[START OF Available records]

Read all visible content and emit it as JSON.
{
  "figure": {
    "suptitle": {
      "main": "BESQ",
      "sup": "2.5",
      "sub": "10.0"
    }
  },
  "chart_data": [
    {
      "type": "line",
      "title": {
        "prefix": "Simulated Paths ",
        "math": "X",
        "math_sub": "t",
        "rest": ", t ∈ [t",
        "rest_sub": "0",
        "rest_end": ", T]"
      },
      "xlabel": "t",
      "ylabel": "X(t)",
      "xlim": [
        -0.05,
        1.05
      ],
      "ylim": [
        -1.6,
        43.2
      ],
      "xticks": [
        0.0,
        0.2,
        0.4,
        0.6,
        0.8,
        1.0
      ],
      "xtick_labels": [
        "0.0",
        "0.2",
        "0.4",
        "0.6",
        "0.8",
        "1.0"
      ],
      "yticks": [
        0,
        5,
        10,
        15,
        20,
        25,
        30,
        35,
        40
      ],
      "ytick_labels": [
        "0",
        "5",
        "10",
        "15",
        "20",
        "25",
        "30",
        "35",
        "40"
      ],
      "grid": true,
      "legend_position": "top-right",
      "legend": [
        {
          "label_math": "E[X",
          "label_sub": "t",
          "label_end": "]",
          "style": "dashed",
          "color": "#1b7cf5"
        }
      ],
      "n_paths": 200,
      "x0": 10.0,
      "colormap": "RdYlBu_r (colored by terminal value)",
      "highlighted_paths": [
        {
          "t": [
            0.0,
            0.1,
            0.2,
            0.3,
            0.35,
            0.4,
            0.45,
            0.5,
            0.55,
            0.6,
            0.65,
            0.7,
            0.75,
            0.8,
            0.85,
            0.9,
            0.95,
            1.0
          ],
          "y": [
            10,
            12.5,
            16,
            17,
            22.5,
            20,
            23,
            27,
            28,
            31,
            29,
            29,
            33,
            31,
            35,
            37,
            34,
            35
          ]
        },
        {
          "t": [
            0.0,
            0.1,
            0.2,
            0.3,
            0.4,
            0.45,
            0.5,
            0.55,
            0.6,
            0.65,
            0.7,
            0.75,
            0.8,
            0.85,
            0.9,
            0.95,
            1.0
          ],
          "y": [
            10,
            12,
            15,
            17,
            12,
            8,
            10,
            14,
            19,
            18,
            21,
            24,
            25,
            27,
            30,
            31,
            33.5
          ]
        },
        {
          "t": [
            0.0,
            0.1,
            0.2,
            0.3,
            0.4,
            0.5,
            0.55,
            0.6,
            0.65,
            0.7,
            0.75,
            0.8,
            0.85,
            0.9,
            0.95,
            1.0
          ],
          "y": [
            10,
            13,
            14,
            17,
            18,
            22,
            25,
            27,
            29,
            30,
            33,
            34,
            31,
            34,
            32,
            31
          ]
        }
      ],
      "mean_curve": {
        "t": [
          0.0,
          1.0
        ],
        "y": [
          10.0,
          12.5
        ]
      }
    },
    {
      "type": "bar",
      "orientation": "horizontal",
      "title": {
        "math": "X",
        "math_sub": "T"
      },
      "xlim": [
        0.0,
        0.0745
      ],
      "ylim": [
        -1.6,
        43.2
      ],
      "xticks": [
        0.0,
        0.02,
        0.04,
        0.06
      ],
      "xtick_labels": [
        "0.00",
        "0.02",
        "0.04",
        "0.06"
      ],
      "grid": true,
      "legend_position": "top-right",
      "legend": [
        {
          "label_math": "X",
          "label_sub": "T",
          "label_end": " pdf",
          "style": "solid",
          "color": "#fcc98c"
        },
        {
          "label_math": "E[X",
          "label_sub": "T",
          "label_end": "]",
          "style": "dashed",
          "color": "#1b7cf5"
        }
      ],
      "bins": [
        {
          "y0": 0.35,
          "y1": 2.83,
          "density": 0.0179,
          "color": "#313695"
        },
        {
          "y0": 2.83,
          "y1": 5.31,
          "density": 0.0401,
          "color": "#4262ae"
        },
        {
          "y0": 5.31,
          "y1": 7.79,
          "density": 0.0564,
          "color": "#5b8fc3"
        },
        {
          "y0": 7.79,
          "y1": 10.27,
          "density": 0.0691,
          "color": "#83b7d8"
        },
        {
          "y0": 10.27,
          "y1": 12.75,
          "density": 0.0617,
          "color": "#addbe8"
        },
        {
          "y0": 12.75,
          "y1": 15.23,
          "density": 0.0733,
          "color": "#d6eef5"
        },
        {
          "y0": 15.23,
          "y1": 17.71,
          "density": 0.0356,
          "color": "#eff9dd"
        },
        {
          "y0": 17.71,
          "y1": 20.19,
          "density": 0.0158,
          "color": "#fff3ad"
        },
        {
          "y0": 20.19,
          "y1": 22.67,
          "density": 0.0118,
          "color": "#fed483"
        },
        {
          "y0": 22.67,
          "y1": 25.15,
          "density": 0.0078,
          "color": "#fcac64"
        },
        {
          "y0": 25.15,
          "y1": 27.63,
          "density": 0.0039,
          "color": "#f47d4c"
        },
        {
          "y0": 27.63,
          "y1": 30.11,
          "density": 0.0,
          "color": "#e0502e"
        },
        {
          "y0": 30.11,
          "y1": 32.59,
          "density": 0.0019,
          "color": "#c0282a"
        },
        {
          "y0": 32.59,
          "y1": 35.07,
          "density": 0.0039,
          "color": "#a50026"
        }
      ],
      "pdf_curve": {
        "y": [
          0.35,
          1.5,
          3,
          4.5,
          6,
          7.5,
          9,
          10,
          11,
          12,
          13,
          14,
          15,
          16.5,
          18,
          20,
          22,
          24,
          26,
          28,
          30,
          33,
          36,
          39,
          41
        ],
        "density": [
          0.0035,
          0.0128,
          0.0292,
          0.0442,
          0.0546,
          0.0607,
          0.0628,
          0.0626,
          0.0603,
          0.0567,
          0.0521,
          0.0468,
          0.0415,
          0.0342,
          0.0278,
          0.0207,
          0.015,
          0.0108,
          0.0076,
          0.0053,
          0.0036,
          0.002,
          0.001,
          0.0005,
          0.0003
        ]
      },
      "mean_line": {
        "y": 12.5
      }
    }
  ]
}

[END OF Available records]

Problem to work on.
Each line in the material above must be retyped without alteration.

Task answer.
Read all visible content and emit it as JSON.
{
  "figure": {
    "suptitle": {
      "main": "BESQ",
      "sup": "2.5",
      "sub": "10.0"
    }
  },
  "chart_data": [
    {
      "type": "line",
      "title": {
        "prefix": "Simulated Paths ",
        "math": "X",
        "math_sub": "t",
        "rest": ", t ∈ [t",
        "rest_sub": "0",
        "rest_end": ", T]"
      },
      "xlabel": "t",
      "ylabel": "X(t)",
      "xlim": [
        -0.05,
        1.05
      ],
      "ylim": [
        -1.6,
        43.2
      ],
      "xticks": [
        0.0,
        0.2,
        0.4,
        0.6,
        0.8,
        1.0
      ],
      "xtick_labels": [
        "0.0",
        "0.2",
        "0.4",
        "0.6",
        "0.8",
        "1.0"
      ],
      "yticks": [
        0,
        5,
        10,
        15,
        20,
        25,
        30,
        35,
        40
      ],
      "ytick_labels": [
        "0",
        "5",
        "10",
        "15",
        "20",
        "25",
        "30",
        "35",
        "40"
      ],
      "grid": true,
      "legend_position": "top-right",
      "legend": [
        {
          "label_math": "E[X",
          "label_sub": "t",
          "label_end": "]",
          "style": "dashed",
          "color": "#1b7cf5"
        }
      ],
      "n_paths": 200,
      "x0": 10.0,
      "colormap": "RdYlBu_r (colored by terminal value)",
      "highlighted_paths": [
        {
          "t": [
            0.0,
            0.1,
            0.2,
            0.3,
            0.35,
            0.4,
            0.45,
            0.5,
            0.55,
            0.6,
            0.65,
            0.7,
            0.75,
            0.8,
            0.85,
            0.9,
            0.95,
            1.0
          ],
          "y": [
            10,
            12.5,
            16,
            17,
            22.5,
            20,
            23,
            27,
            28,
            31,
            29,
            29,
            33,
            31,
            35,
            37,
            34,
            35
          ]
        },
        {
          "t": [
            0.0,
            0.1,
            0.2,
            0.3,
            0.4,
            0.45,
            0.5,
            0.55,
            0.6,
            0.65,
            0.7,
            0.75,
            0.8,
            0.85,
            0.9,
            0.95,
            1.0
          ],
          "y": [
            10,
            12,
            15,
            17,
            12,
            8,
            10,
            14,
            19,
            18,
            21,
            24,
            25,
            27,
            30,
            31,
            33.5
          ]
        },
        {
          "t": [
            0.0,
            0.1,
            0.2,
            0.3,
            0.4,
            0.5,
            0.55,
            0.6,
            0.65,
            0.7,
            0.75,
            0.8,
            0.85,
            0.9,
            0.95,
            1.0
          ],
          "y": [
            10,
            13,
            14,
            17,
            18,
            22,
            25,
            27,
            29,
            30,
            33,
            34,
            31,
            34,
            32,
            31
          ]
        }
      ],
      "mean_curve": {
        "t": [
          0.0,
          1.0
        ],
        "y": [
          10.0,
          12.5
        ]
      }
    },
    {
      "type": "bar",
      "orientation": "horizontal",
      "title": {
        "math": "X",
        "math_sub": "T"
      },
      "xlim": [
        0.0,
        0.0745
      ],
      "ylim": [
        -1.6,
        43.2
      ],
      "xticks": [
        0.0,
        0.02,
        0.04,
        0.06
      ],
      "xtick_labels": [
        "0.00",
        "0.02",
        "0.04",
        "0.06"
      ],
      "grid": true,
      "legend_position": "top-right",
      "legend": [
        {
          "label_math": "X",
          "label_sub": "T",
          "label_end": " pdf",
          "style": "solid",
          "color": "#fcc98c"
        },
        {
          "label_math": "E[X",
          "label_sub": "T",
          "label_end": "]",
          "style": "dashed",
          "color": "#1b7cf5"
        }
      ],
      "bins": [
        {
          "y0": 0.35,
          "y1": 2.83,
          "density": 0.0179,
          "color": "#313695"
        },
        {
          "y0": 2.83,
          "y1": 5.31,
          "density": 0.0401,
          "color": "#4262ae"
        },
        {
          "y0": 5.31,
          "y1": 7.79,
          "density": 0.0564,
          "color": "#5b8fc3"
        },
        {
          "y0": 7.79,
          "y1": 10.27,
          "density": 0.0691,
          "color": "#83b7d8"
        },
        {
          "y0": 10.27,
          "y1": 12.75,
          "density": 0.0617,
          "color": "#addbe8"
        },
        {
          "y0": 12.75,
          "y1": 15.23,
          "density": 0.0733,
          "color": "#d6eef5"
        },
        {
          "y0": 15.23,
          "y1": 17.71,
          "density": 0.0356,
          "color": "#eff9dd"
        },
        {
          "y0": 17.71,
          "y1": 20.19,
          "density": 0.0158,
          "color": "#fff3ad"
        },
        {
          "y0": 20.19,
          "y1": 22.67,
          "density": 0.0118,
          "color": "#fed483"
        },
        {
          "y0": 22.67,
          "y1": 25.15,
          "density": 0.0078,
          "color": "#fcac64"
        },
        {
          "y0": 25.15,
          "y1": 27.63,
          "density": 0.0039,
          "color": "#f47d4c"
        },
        {
          "y0": 27.63,
          "y1": 30.11,
          "density": 0.0,
          "color": "#e0502e"
        },
        {
          "y0": 30.11,
          "y1": 32.59,
          "density": 0.0019,
          "color": "#c0282a"
        },
        {
          "y0": 32.59,
          "y1": 35.07,
          "density": 0.0039,
          "color": "#a50026"
        }
      ],
      "pdf_curve": {
        "y": [
          0.35,
          1.5,
          3,
          4.5,
          6,
          7.5,
          9,
          10,
          11,
          12,
          13,
          14,
          15,
          16.5,
          18,
          20,
          22,
          24,
          26,
          28,
          30,
          33,
          36,
          39,
          41
        ],
        "density": [
          0.0035,
          0.0128,
          0.0292,
          0.0442,
          0.0546,
          0.0607,
          0.0628,
          0.0626,
          0.0603,
          0.0567,
          0.0521,
          0.0468,
          0.0415,
          0.0342,
          0.0278,
          0.0207,
          0.015,
          0.0108,
          0.0076,
          0.0053,
          0.0036,
          0.002,
          0.001,
          0.0005,
          0.0003
        ]
      },
      "mean_line": {
        "y": 12.5
      }
    }
  ]
}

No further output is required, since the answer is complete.